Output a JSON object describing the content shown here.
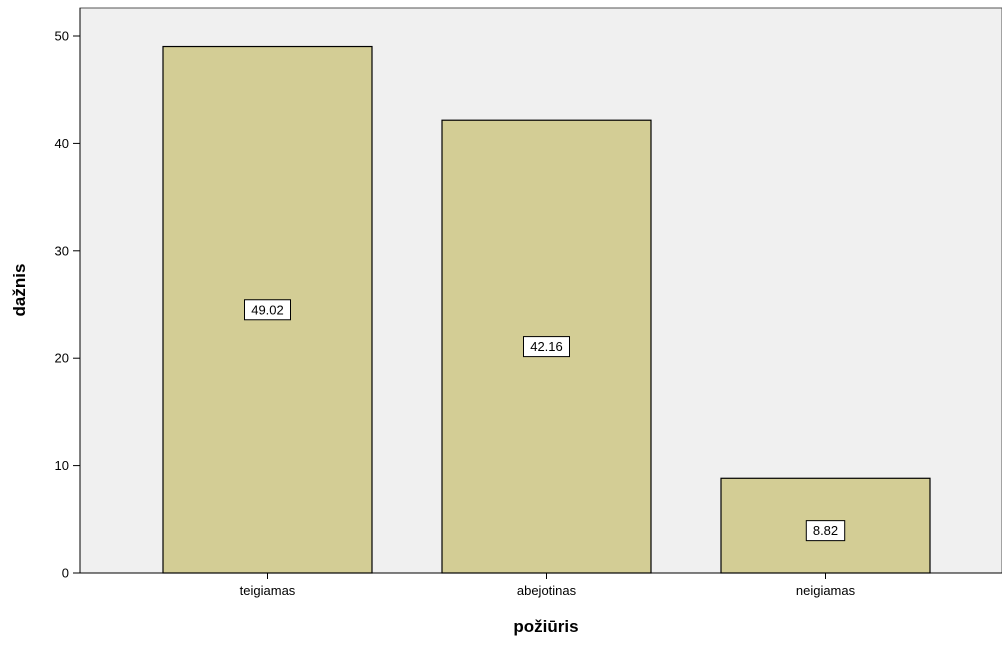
{
  "chart_data": {
    "type": "bar",
    "categories": [
      "teigiamas",
      "abejotinas",
      "neigiamas"
    ],
    "values": [
      49.02,
      42.16,
      8.82
    ],
    "data_labels": [
      "49.02",
      "42.16",
      "8.82"
    ],
    "title": "",
    "xlabel": "požiūris",
    "ylabel": "dažnis",
    "ylim": [
      0,
      50
    ],
    "yticks": [
      0,
      10,
      20,
      30,
      40,
      50
    ],
    "grid": false,
    "legend": "none",
    "colors": {
      "plot_background": "#f0f0f0",
      "bar_fill": "#d3cd95",
      "bar_stroke": "#000000",
      "axis": "#000000",
      "label_box_fill": "#ffffff"
    }
  }
}
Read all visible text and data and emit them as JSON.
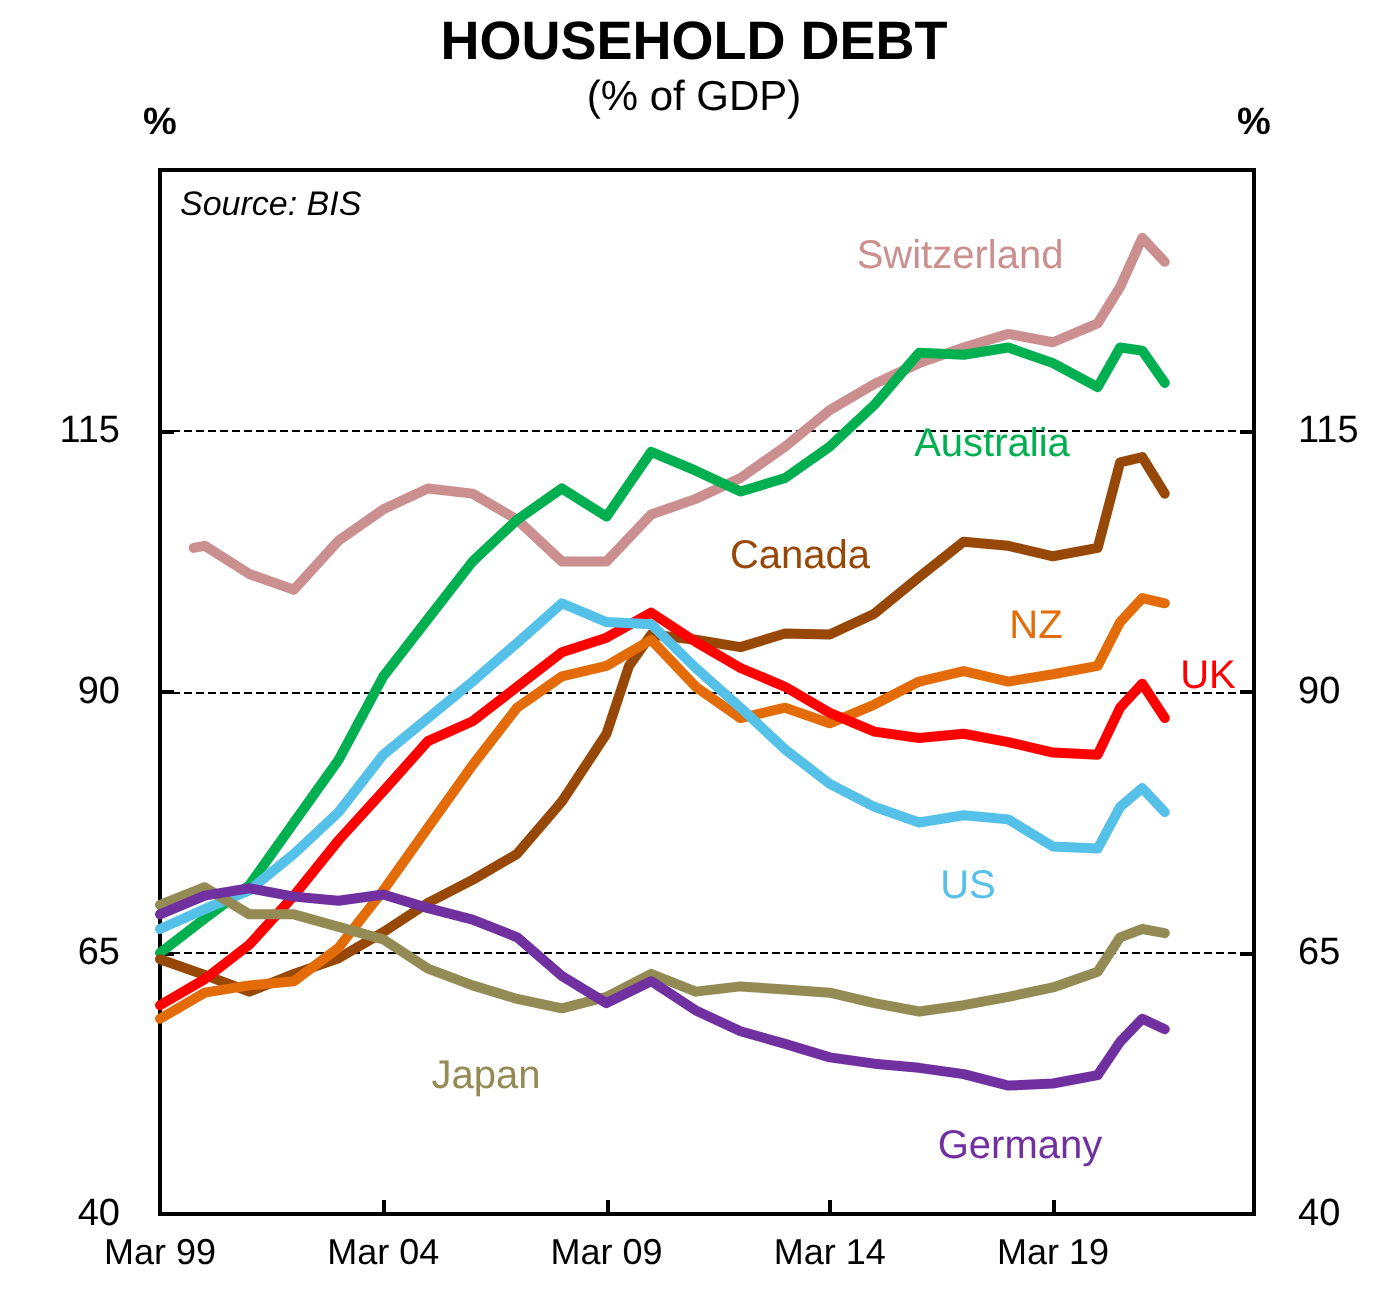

+++

Every record is to be reproduced exactly, with no pictures included.

Output a JSON object describing the content shown here.
{
  "chart_data": {
    "type": "bar",
    "categories": [
      "teigiamas",
      "abejotinas",
      "neigiamas"
    ],
    "values": [
      49.02,
      42.16,
      8.82
    ],
    "data_labels": [
      "49.02",
      "42.16",
      "8.82"
    ],
    "title": "",
    "xlabel": "požiūris",
    "ylabel": "dažnis",
    "ylim": [
      0,
      50
    ],
    "yticks": [
      0,
      10,
      20,
      30,
      40,
      50
    ],
    "grid": false,
    "legend": "none",
    "colors": {
      "plot_background": "#f0f0f0",
      "bar_fill": "#d3cd95",
      "bar_stroke": "#000000",
      "axis": "#000000",
      "label_box_fill": "#ffffff"
    }
  }
}
Read all visible text and data and emit them as JSON.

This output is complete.